DATA SECTION
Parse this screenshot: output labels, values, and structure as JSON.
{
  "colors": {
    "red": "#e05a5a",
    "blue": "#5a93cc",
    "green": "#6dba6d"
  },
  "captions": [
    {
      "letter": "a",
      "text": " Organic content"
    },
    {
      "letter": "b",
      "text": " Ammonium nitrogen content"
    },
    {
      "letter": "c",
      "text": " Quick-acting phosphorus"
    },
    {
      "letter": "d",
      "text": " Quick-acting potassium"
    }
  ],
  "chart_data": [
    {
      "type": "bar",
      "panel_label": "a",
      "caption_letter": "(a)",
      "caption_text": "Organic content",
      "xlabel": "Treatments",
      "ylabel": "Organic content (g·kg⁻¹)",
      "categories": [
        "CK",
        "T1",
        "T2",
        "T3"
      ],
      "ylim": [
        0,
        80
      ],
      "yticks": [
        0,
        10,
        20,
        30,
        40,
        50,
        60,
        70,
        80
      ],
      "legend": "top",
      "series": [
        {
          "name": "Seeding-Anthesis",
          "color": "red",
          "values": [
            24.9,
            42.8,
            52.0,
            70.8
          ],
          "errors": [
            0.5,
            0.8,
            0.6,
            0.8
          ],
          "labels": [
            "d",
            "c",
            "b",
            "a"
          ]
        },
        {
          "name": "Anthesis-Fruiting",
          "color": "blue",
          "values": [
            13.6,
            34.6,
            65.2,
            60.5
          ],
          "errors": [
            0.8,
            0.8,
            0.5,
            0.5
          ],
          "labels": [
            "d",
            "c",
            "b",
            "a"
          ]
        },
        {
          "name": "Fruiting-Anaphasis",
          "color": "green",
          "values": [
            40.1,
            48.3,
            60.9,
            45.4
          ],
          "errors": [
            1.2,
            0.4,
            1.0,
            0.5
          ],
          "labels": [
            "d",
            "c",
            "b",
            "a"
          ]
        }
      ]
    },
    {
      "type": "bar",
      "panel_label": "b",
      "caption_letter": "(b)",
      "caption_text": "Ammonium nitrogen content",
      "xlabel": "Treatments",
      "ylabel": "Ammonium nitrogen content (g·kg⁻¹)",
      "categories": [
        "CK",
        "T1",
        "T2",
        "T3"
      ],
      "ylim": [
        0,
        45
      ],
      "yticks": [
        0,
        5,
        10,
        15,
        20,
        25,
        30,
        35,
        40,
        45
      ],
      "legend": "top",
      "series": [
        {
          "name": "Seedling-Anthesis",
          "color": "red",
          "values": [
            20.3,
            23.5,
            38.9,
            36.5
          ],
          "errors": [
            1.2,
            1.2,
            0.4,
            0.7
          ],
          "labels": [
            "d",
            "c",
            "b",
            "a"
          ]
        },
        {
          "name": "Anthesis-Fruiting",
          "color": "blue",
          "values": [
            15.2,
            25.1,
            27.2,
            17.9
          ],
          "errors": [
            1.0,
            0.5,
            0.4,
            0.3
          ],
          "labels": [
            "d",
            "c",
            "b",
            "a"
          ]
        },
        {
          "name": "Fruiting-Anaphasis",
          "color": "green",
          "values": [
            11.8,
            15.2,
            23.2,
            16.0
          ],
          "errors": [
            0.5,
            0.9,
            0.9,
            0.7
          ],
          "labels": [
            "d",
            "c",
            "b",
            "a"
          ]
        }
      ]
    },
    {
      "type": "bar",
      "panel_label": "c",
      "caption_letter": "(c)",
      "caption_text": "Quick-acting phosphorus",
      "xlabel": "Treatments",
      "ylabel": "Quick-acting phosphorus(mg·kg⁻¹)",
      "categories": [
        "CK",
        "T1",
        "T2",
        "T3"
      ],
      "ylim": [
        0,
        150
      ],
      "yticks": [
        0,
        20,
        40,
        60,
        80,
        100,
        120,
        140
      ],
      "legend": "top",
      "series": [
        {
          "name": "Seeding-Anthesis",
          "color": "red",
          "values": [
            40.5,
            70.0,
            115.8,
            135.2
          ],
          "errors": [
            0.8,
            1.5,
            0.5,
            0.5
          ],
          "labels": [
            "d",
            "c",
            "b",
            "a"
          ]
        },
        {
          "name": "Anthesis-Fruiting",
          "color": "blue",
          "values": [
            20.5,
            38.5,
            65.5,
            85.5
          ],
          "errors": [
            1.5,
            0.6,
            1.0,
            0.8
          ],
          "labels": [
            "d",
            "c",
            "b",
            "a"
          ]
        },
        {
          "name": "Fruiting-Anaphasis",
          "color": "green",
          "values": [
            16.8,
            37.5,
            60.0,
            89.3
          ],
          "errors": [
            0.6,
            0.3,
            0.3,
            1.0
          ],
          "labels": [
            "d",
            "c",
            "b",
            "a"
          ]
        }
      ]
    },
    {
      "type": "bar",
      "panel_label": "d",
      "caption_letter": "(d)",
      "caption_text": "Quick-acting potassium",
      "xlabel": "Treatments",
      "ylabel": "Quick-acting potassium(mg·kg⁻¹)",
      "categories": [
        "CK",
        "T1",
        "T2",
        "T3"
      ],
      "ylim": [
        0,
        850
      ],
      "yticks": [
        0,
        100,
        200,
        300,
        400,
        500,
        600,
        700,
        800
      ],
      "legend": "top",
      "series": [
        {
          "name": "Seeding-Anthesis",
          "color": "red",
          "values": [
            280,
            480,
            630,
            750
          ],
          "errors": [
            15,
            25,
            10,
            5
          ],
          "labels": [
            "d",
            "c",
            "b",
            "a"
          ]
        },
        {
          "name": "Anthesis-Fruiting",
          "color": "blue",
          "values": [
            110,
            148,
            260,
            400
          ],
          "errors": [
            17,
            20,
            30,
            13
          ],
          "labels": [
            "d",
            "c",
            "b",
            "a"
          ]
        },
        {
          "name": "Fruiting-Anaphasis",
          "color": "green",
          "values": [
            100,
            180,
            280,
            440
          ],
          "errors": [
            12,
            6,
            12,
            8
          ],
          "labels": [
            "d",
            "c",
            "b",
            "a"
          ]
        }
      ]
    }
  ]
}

THE PROBLEM
Print out every record again, exactly and in full.

WRITTEN RESPONSE
Parse this screenshot: output labels, values, and structure as JSON.
{
  "colors": {
    "red": "#e05a5a",
    "blue": "#5a93cc",
    "green": "#6dba6d"
  },
  "captions": [
    {
      "letter": "a",
      "text": " Organic content"
    },
    {
      "letter": "b",
      "text": " Ammonium nitrogen content"
    },
    {
      "letter": "c",
      "text": " Quick-acting phosphorus"
    },
    {
      "letter": "d",
      "text": " Quick-acting potassium"
    }
  ],
  "chart_data": [
    {
      "type": "bar",
      "panel_label": "a",
      "caption_letter": "(a)",
      "caption_text": "Organic content",
      "xlabel": "Treatments",
      "ylabel": "Organic content (g·kg⁻¹)",
      "categories": [
        "CK",
        "T1",
        "T2",
        "T3"
      ],
      "ylim": [
        0,
        80
      ],
      "yticks": [
        0,
        10,
        20,
        30,
        40,
        50,
        60,
        70,
        80
      ],
      "legend": "top",
      "series": [
        {
          "name": "Seeding-Anthesis",
          "color": "red",
          "values": [
            24.9,
            42.8,
            52.0,
            70.8
          ],
          "errors": [
            0.5,
            0.8,
            0.6,
            0.8
          ],
          "labels": [
            "d",
            "c",
            "b",
            "a"
          ]
        },
        {
          "name": "Anthesis-Fruiting",
          "color": "blue",
          "values": [
            13.6,
            34.6,
            65.2,
            60.5
          ],
          "errors": [
            0.8,
            0.8,
            0.5,
            0.5
          ],
          "labels": [
            "d",
            "c",
            "b",
            "a"
          ]
        },
        {
          "name": "Fruiting-Anaphasis",
          "color": "green",
          "values": [
            40.1,
            48.3,
            60.9,
            45.4
          ],
          "errors": [
            1.2,
            0.4,
            1.0,
            0.5
          ],
          "labels": [
            "d",
            "c",
            "b",
            "a"
          ]
        }
      ]
    },
    {
      "type": "bar",
      "panel_label": "b",
      "caption_letter": "(b)",
      "caption_text": "Ammonium nitrogen content",
      "xlabel": "Treatments",
      "ylabel": "Ammonium nitrogen content (g·kg⁻¹)",
      "categories": [
        "CK",
        "T1",
        "T2",
        "T3"
      ],
      "ylim": [
        0,
        45
      ],
      "yticks": [
        0,
        5,
        10,
        15,
        20,
        25,
        30,
        35,
        40,
        45
      ],
      "legend": "top",
      "series": [
        {
          "name": "Seedling-Anthesis",
          "color": "red",
          "values": [
            20.3,
            23.5,
            38.9,
            36.5
          ],
          "errors": [
            1.2,
            1.2,
            0.4,
            0.7
          ],
          "labels": [
            "d",
            "c",
            "b",
            "a"
          ]
        },
        {
          "name": "Anthesis-Fruiting",
          "color": "blue",
          "values": [
            15.2,
            25.1,
            27.2,
            17.9
          ],
          "errors": [
            1.0,
            0.5,
            0.4,
            0.3
          ],
          "labels": [
            "d",
            "c",
            "b",
            "a"
          ]
        },
        {
          "name": "Fruiting-Anaphasis",
          "color": "green",
          "values": [
            11.8,
            15.2,
            23.2,
            16.0
          ],
          "errors": [
            0.5,
            0.9,
            0.9,
            0.7
          ],
          "labels": [
            "d",
            "c",
            "b",
            "a"
          ]
        }
      ]
    },
    {
      "type": "bar",
      "panel_label": "c",
      "caption_letter": "(c)",
      "caption_text": "Quick-acting phosphorus",
      "xlabel": "Treatments",
      "ylabel": "Quick-acting phosphorus(mg·kg⁻¹)",
      "categories": [
        "CK",
        "T1",
        "T2",
        "T3"
      ],
      "ylim": [
        0,
        150
      ],
      "yticks": [
        0,
        20,
        40,
        60,
        80,
        100,
        120,
        140
      ],
      "legend": "top",
      "series": [
        {
          "name": "Seeding-Anthesis",
          "color": "red",
          "values": [
            40.5,
            70.0,
            115.8,
            135.2
          ],
          "errors": [
            0.8,
            1.5,
            0.5,
            0.5
          ],
          "labels": [
            "d",
            "c",
            "b",
            "a"
          ]
        },
        {
          "name": "Anthesis-Fruiting",
          "color": "blue",
          "values": [
            20.5,
            38.5,
            65.5,
            85.5
          ],
          "errors": [
            1.5,
            0.6,
            1.0,
            0.8
          ],
          "labels": [
            "d",
            "c",
            "b",
            "a"
          ]
        },
        {
          "name": "Fruiting-Anaphasis",
          "color": "green",
          "values": [
            16.8,
            37.5,
            60.0,
            89.3
          ],
          "errors": [
            0.6,
            0.3,
            0.3,
            1.0
          ],
          "labels": [
            "d",
            "c",
            "b",
            "a"
          ]
        }
      ]
    },
    {
      "type": "bar",
      "panel_label": "d",
      "caption_letter": "(d)",
      "caption_text": "Quick-acting potassium",
      "xlabel": "Treatments",
      "ylabel": "Quick-acting potassium(mg·kg⁻¹)",
      "categories": [
        "CK",
        "T1",
        "T2",
        "T3"
      ],
      "ylim": [
        0,
        850
      ],
      "yticks": [
        0,
        100,
        200,
        300,
        400,
        500,
        600,
        700,
        800
      ],
      "legend": "top",
      "series": [
        {
          "name": "Seeding-Anthesis",
          "color": "red",
          "values": [
            280,
            480,
            630,
            750
          ],
          "errors": [
            15,
            25,
            10,
            5
          ],
          "labels": [
            "d",
            "c",
            "b",
            "a"
          ]
        },
        {
          "name": "Anthesis-Fruiting",
          "color": "blue",
          "values": [
            110,
            148,
            260,
            400
          ],
          "errors": [
            17,
            20,
            30,
            13
          ],
          "labels": [
            "d",
            "c",
            "b",
            "a"
          ]
        },
        {
          "name": "Fruiting-Anaphasis",
          "color": "green",
          "values": [
            100,
            180,
            280,
            440
          ],
          "errors": [
            12,
            6,
            12,
            8
          ],
          "labels": [
            "d",
            "c",
            "b",
            "a"
          ]
        }
      ]
    }
  ]
}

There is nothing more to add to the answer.